Task prompt -> Output every line below exactly.

Data supplied ->
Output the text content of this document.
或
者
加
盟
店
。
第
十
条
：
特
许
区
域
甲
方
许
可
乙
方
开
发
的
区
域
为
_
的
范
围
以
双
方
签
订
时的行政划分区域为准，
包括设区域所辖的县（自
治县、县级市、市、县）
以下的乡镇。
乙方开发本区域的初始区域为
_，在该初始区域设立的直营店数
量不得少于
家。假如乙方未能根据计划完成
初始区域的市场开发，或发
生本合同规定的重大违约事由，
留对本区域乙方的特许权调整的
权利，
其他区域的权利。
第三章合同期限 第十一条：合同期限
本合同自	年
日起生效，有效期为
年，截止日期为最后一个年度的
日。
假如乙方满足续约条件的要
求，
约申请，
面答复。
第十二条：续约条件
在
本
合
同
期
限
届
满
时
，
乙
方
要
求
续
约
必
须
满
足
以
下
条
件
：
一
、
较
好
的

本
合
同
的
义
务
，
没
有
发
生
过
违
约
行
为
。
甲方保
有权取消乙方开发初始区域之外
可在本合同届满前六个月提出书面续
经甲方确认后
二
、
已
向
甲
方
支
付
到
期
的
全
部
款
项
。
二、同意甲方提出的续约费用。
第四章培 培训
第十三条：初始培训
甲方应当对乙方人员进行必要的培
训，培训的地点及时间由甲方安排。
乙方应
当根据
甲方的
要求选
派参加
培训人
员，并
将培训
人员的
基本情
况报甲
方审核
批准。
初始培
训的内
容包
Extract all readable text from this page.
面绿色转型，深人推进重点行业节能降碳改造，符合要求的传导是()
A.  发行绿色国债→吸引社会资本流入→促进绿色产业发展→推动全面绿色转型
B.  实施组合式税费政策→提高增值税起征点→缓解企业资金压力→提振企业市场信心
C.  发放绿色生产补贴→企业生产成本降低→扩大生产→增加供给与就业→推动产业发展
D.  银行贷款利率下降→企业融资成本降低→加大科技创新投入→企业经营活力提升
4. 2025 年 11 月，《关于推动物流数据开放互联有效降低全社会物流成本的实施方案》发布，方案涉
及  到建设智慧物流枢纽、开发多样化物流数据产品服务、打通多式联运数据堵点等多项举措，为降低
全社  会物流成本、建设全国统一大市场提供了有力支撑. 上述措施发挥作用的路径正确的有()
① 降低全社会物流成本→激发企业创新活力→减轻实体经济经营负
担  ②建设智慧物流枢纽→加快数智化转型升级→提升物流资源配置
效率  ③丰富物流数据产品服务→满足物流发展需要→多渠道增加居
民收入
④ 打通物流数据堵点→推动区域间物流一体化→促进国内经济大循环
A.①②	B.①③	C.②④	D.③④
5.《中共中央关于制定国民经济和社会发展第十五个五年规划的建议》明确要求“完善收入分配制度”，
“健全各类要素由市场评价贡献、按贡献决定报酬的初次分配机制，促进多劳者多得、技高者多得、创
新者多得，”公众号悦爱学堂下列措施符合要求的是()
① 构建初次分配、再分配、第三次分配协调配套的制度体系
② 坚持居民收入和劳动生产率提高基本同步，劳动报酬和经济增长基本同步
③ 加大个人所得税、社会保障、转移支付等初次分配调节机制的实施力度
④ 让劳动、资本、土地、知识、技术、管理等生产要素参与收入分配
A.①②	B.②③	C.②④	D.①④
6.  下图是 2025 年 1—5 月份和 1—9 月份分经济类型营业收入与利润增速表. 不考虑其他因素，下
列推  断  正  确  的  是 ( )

The solution ->
Output the text content of this document.
或
者
加
盟
店
。
第
十
条
：
特
许
区
域
甲
方
许
可
乙
方
开
发
的
区
域
为
_
的
范
围
以
双
方
签
订
时的行政划分区域为准，
包括设区域所辖的县（自
治县、县级市、市、县）
以下的乡镇。
乙方开发本区域的初始区域为
_，在该初始区域设立的直营店数
量不得少于
家。假如乙方未能根据计划完成
初始区域的市场开发，或发
生本合同规定的重大违约事由，
留对本区域乙方的特许权调整的
权利，
其他区域的权利。
第三章合同期限 第十一条：合同期限
本合同自	年
日起生效，有效期为
年，截止日期为最后一个年度的
日。
假如乙方满足续约条件的要
求，
约申请，
面答复。
第十二条：续约条件
在
本
合
同
期
限
届
满
时
，
乙
方
要
求
续
约
必
须
满
足
以
下
条
件
：
一
、
较
好
的

本
合
同
的
义
务
，
没
有
发
生
过
违
约
行
为
。
甲方保
有权取消乙方开发初始区域之外
可在本合同届满前六个月提出书面续
经甲方确认后
二
、
已
向
甲
方
支
付
到
期
的
全
部
款
项
。
二、同意甲方提出的续约费用。
第四章培 培训
第十三条：初始培训
甲方应当对乙方人员进行必要的培
训，培训的地点及时间由甲方安排。
乙方应
当根据
甲方的
要求选
派参加
培训人
员，并
将培训
人员的
基本情
况报甲
方审核
批准。
初始培
训的内
容包
Extract all readable text from this page.
面绿色转型，深人推进重点行业节能降碳改造，符合要求的传导是()
A.  发行绿色国债→吸引社会资本流入→促进绿色产业发展→推动全面绿色转型
B.  实施组合式税费政策→提高增值税起征点→缓解企业资金压力→提振企业市场信心
C.  发放绿色生产补贴→企业生产成本降低→扩大生产→增加供给与就业→推动产业发展
D.  银行贷款利率下降→企业融资成本降低→加大科技创新投入→企业经营活力提升
4. 2025 年 11 月，《关于推动物流数据开放互联有效降低全社会物流成本的实施方案》发布，方案涉
及  到建设智慧物流枢纽、开发多样化物流数据产品服务、打通多式联运数据堵点等多项举措，为降低
全社  会物流成本、建设全国统一大市场提供了有力支撑. 上述措施发挥作用的路径正确的有()
① 降低全社会物流成本→激发企业创新活力→减轻实体经济经营负
担  ②建设智慧物流枢纽→加快数智化转型升级→提升物流资源配置
效率  ③丰富物流数据产品服务→满足物流发展需要→多渠道增加居
民收入
④ 打通物流数据堵点→推动区域间物流一体化→促进国内经济大循环
A.①②	B.①③	C.②④	D.③④
5.《中共中央关于制定国民经济和社会发展第十五个五年规划的建议》明确要求“完善收入分配制度”，
“健全各类要素由市场评价贡献、按贡献决定报酬的初次分配机制，促进多劳者多得、技高者多得、创
新者多得，”公众号悦爱学堂下列措施符合要求的是()
① 构建初次分配、再分配、第三次分配协调配套的制度体系
② 坚持居民收入和劳动生产率提高基本同步，劳动报酬和经济增长基本同步
③ 加大个人所得税、社会保障、转移支付等初次分配调节机制的实施力度
④ 让劳动、资本、土地、知识、技术、管理等生产要素参与收入分配
A.①②	B.②③	C.②④	D.①④
6.  下图是 2025 年 1—5 月份和 1—9 月份分经济类型营业收入与利润增速表. 不考虑其他因素，下
列推  断  正  确  的  是 ( )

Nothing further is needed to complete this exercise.